**Data supplied:**
______________________________

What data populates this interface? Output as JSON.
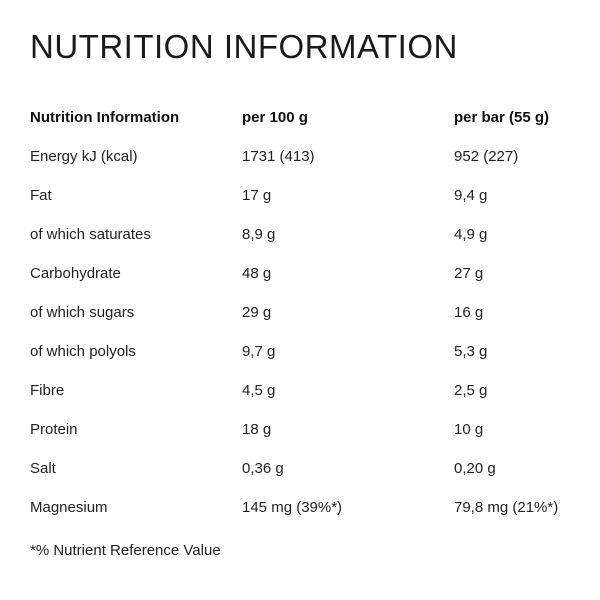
{
  "title": "NUTRITION INFORMATION",
  "table": {
    "headers": [
      "Nutrition Information",
      "per 100 g",
      "per bar (55 g)"
    ],
    "rows": [
      [
        "Energy kJ (kcal)",
        "1731 (413)",
        "952 (227)"
      ],
      [
        "Fat",
        "17 g",
        "9,4 g"
      ],
      [
        "of which saturates",
        "8,9 g",
        "4,9 g"
      ],
      [
        "Carbohydrate",
        "48 g",
        "27 g"
      ],
      [
        "of which sugars",
        "29 g",
        "16 g"
      ],
      [
        "of which polyols",
        "9,7 g",
        "5,3 g"
      ],
      [
        "Fibre",
        "4,5 g",
        "2,5 g"
      ],
      [
        "Protein",
        "18 g",
        "10 g"
      ],
      [
        "Salt",
        "0,36 g",
        "0,20 g"
      ],
      [
        "Magnesium",
        "145 mg (39%*)",
        "79,8 mg (21%*)"
      ]
    ]
  },
  "footnote": "*% Nutrient Reference Value"
}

______________________________

**What is expected:**
Transcribe the records above exactly, omitting every picture they contain.

**Exercise result:**
What data populates this interface? Output as JSON.
{
  "title": "NUTRITION INFORMATION",
  "table": {
    "headers": [
      "Nutrition Information",
      "per 100 g",
      "per bar (55 g)"
    ],
    "rows": [
      [
        "Energy kJ (kcal)",
        "1731 (413)",
        "952 (227)"
      ],
      [
        "Fat",
        "17 g",
        "9,4 g"
      ],
      [
        "of which saturates",
        "8,9 g",
        "4,9 g"
      ],
      [
        "Carbohydrate",
        "48 g",
        "27 g"
      ],
      [
        "of which sugars",
        "29 g",
        "16 g"
      ],
      [
        "of which polyols",
        "9,7 g",
        "5,3 g"
      ],
      [
        "Fibre",
        "4,5 g",
        "2,5 g"
      ],
      [
        "Protein",
        "18 g",
        "10 g"
      ],
      [
        "Salt",
        "0,36 g",
        "0,20 g"
      ],
      [
        "Magnesium",
        "145 mg (39%*)",
        "79,8 mg (21%*)"
      ]
    ]
  },
  "footnote": "*% Nutrient Reference Value"
}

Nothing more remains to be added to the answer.